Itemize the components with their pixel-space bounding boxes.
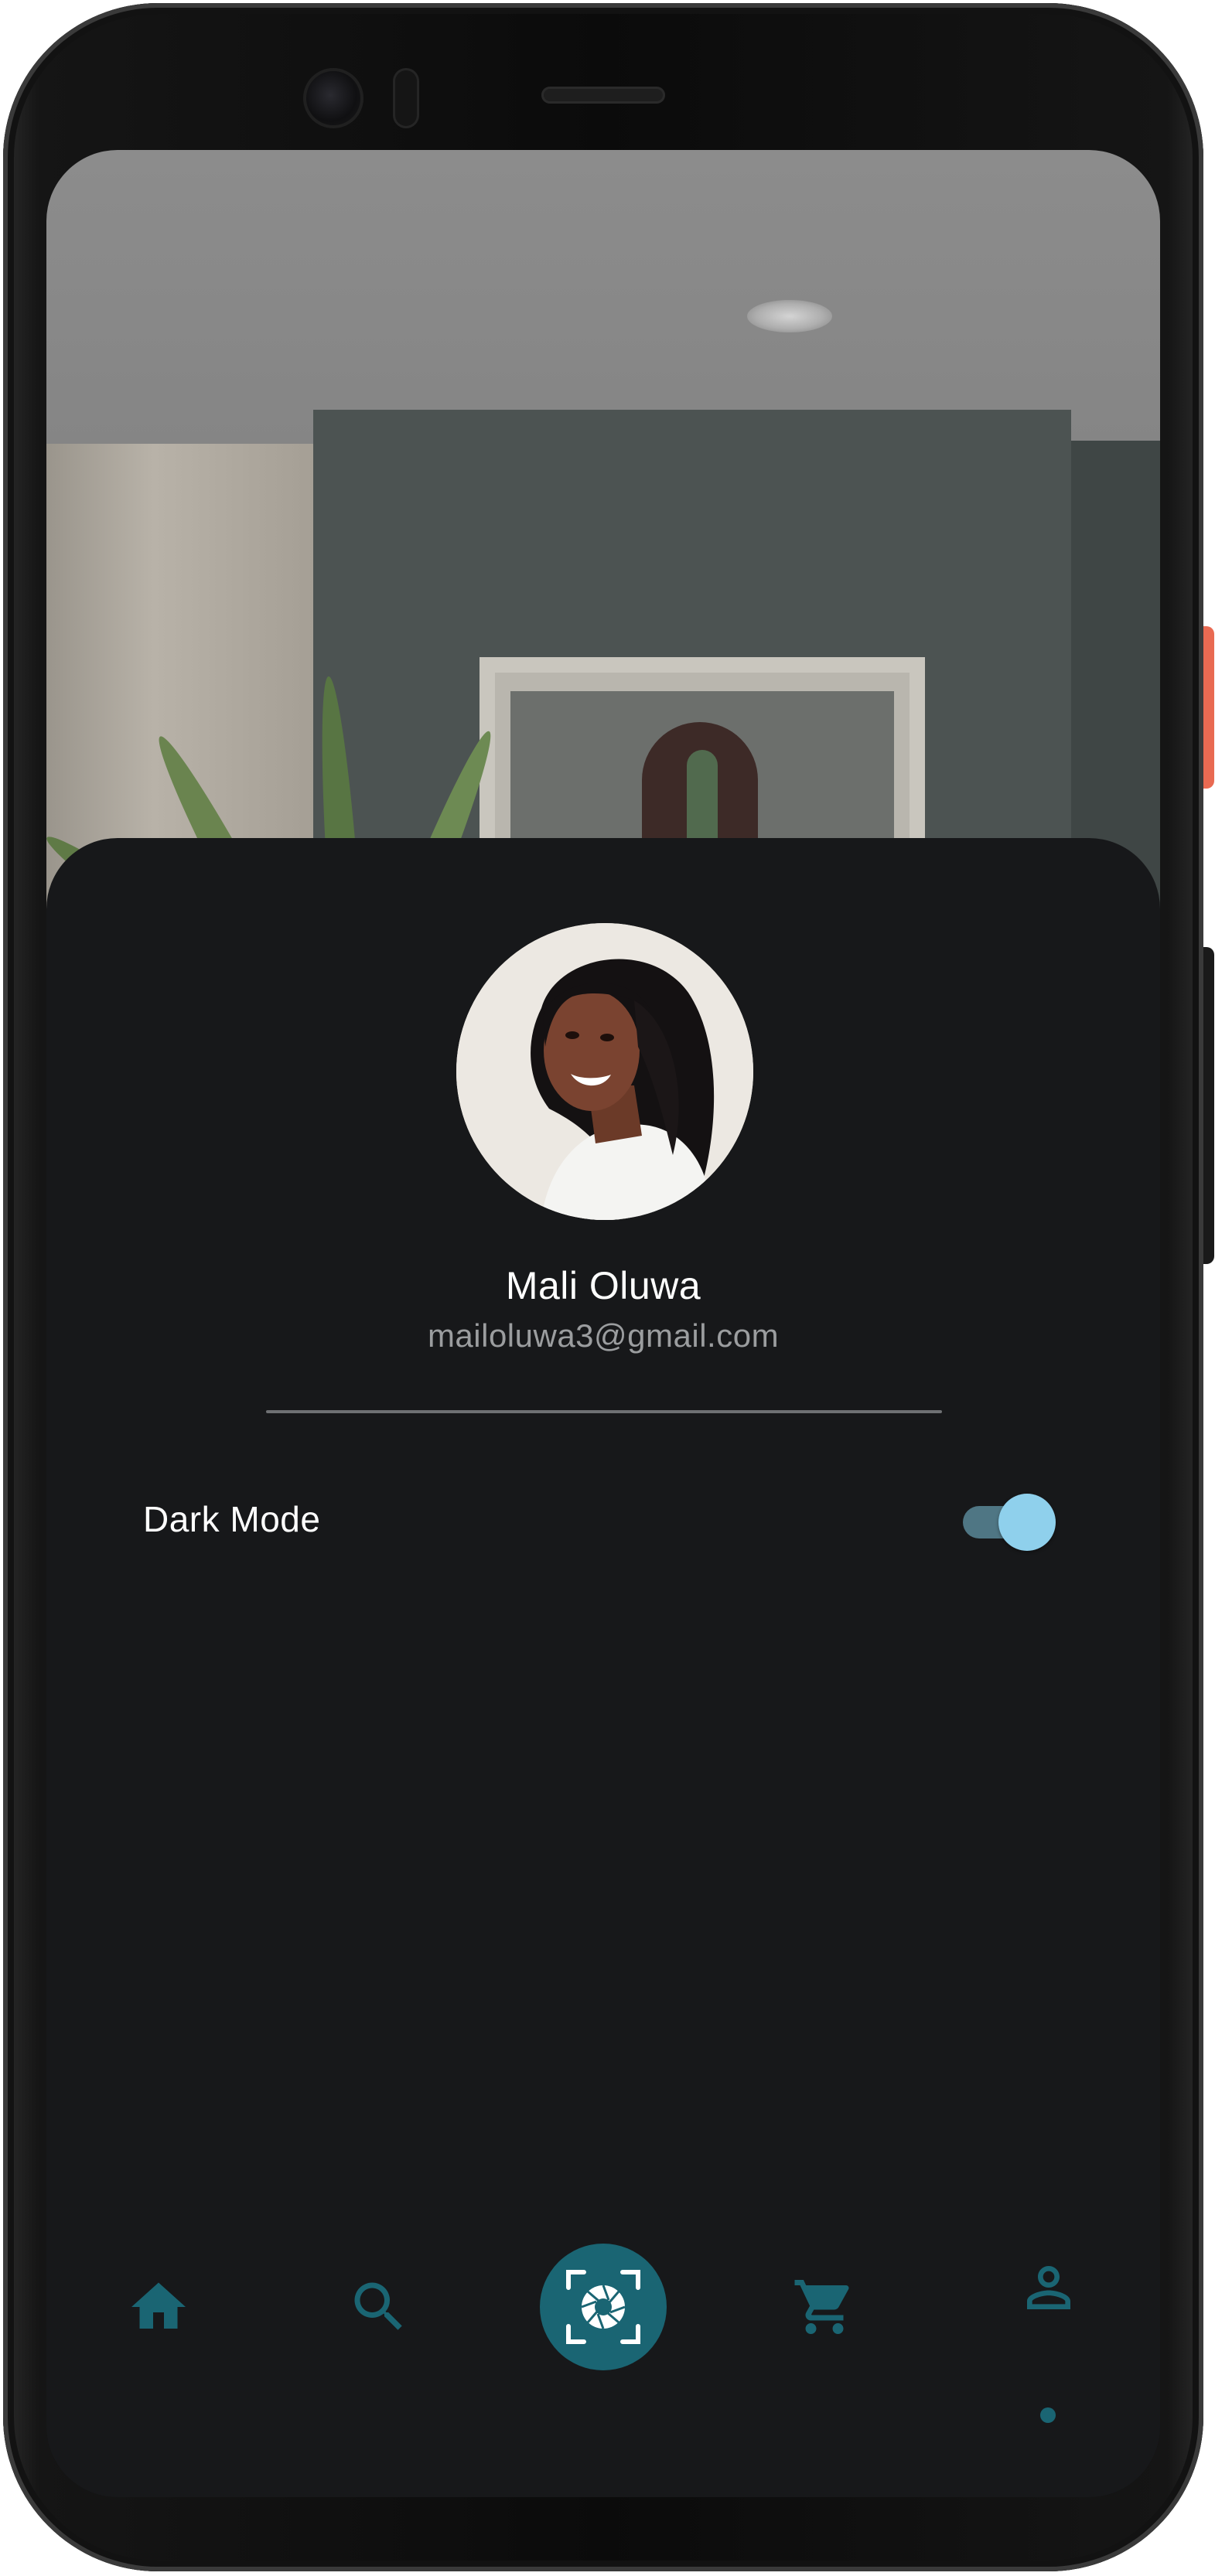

--

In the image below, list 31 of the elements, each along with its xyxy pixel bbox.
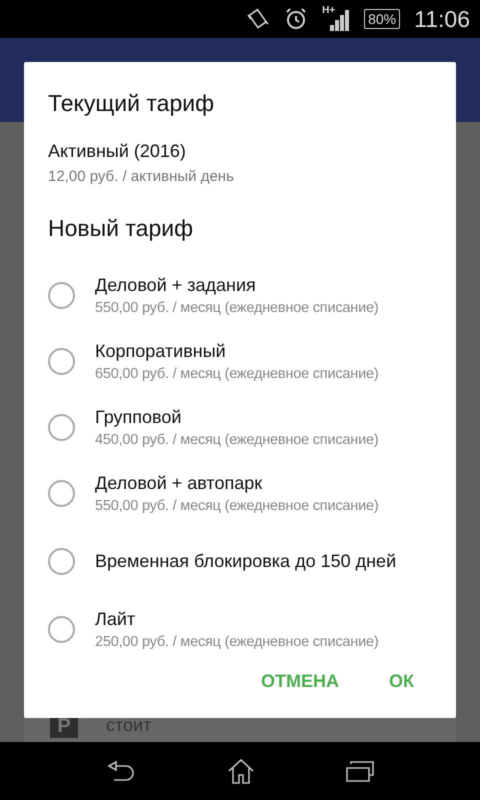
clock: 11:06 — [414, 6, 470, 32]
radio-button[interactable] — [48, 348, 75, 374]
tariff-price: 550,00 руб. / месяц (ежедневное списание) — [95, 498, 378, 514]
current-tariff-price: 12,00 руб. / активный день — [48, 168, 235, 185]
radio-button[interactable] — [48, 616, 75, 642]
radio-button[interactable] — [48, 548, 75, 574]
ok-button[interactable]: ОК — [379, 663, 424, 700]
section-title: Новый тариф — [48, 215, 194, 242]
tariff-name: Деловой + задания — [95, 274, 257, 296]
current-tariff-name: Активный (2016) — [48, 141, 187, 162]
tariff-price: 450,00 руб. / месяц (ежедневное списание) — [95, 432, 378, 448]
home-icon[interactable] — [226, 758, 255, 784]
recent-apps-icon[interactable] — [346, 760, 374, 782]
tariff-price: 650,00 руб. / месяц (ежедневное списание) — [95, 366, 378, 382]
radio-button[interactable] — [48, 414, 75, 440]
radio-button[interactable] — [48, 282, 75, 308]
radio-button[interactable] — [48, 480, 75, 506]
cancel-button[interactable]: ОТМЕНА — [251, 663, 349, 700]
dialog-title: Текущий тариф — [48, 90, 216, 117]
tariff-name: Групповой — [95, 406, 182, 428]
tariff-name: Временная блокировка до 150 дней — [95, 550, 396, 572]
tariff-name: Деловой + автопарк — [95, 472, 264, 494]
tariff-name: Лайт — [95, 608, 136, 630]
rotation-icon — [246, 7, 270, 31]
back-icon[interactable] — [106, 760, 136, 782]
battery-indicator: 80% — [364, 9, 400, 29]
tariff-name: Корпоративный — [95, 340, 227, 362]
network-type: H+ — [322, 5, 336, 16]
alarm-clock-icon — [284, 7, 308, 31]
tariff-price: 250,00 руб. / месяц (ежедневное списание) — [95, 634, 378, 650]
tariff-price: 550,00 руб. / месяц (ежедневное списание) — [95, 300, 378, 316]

* * *

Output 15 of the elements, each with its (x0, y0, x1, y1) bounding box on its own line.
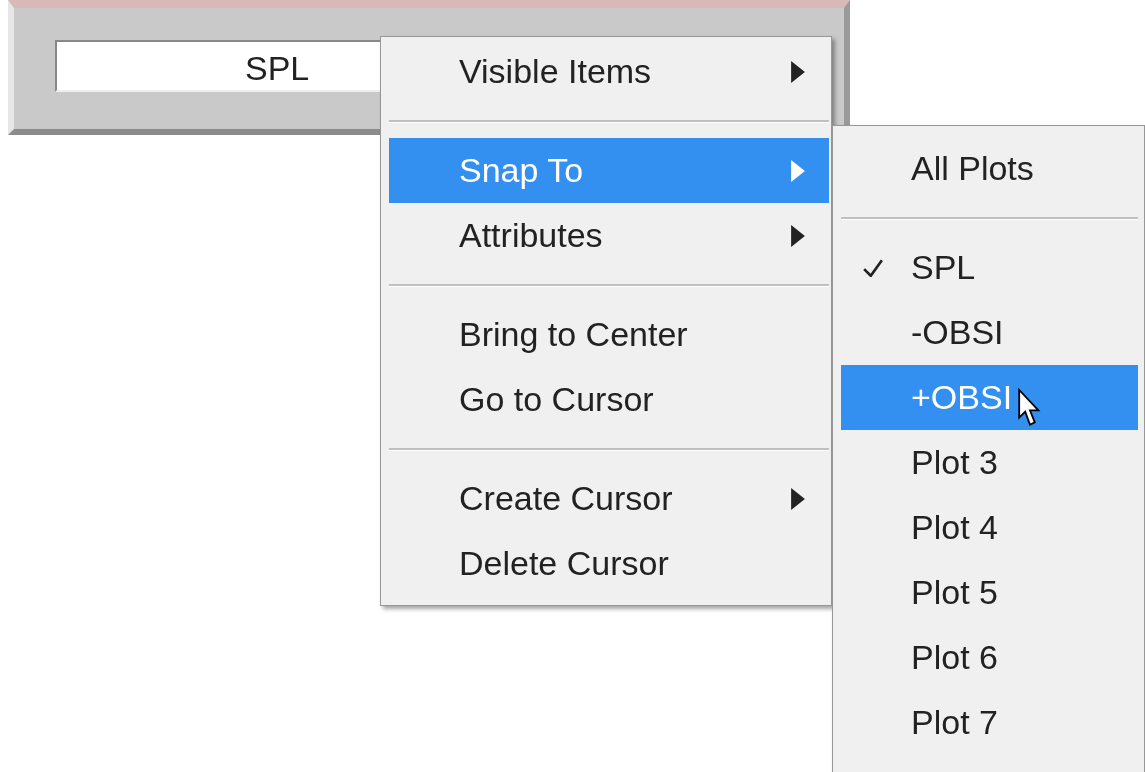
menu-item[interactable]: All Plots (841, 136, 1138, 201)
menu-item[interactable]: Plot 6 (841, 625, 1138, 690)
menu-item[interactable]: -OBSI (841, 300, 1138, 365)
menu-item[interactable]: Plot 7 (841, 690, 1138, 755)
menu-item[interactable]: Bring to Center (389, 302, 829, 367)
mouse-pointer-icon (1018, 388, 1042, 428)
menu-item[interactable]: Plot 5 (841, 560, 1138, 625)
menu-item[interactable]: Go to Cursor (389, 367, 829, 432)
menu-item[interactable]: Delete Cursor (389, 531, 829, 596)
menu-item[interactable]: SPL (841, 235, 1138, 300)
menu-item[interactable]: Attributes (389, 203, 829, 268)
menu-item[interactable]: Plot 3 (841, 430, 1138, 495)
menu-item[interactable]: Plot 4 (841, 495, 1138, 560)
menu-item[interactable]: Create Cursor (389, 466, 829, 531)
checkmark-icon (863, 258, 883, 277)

* Task goal
Turn the lines from the one holding "In the image" through the one holding "current-tariff-name: Активный (2016)", inclusive, into a numbered list. Skip blank lines and leave out the pictures.

* Result of this exercise
1. In the image below, list 31 of the elements, each along with its xyxy pixel bbox.
2. clock: 11:06 — [414, 6, 470, 32]
3. radio-button[interactable] — [48, 348, 75, 374]
4. tariff-price: 550,00 руб. / месяц (ежедневное списание) — [95, 498, 378, 514]
5. current-tariff-price: 12,00 руб. / активный день — [48, 168, 235, 185]
6. radio-button[interactable] — [48, 616, 75, 642]
7. radio-button[interactable] — [48, 548, 75, 574]
8. ok-button[interactable]: ОК — [379, 663, 424, 700]
9. section-title: Новый тариф — [48, 215, 194, 242]
10. tariff-name: Деловой + задания — [95, 274, 257, 296]
11. current-tariff-name: Активный (2016) — [48, 141, 187, 162]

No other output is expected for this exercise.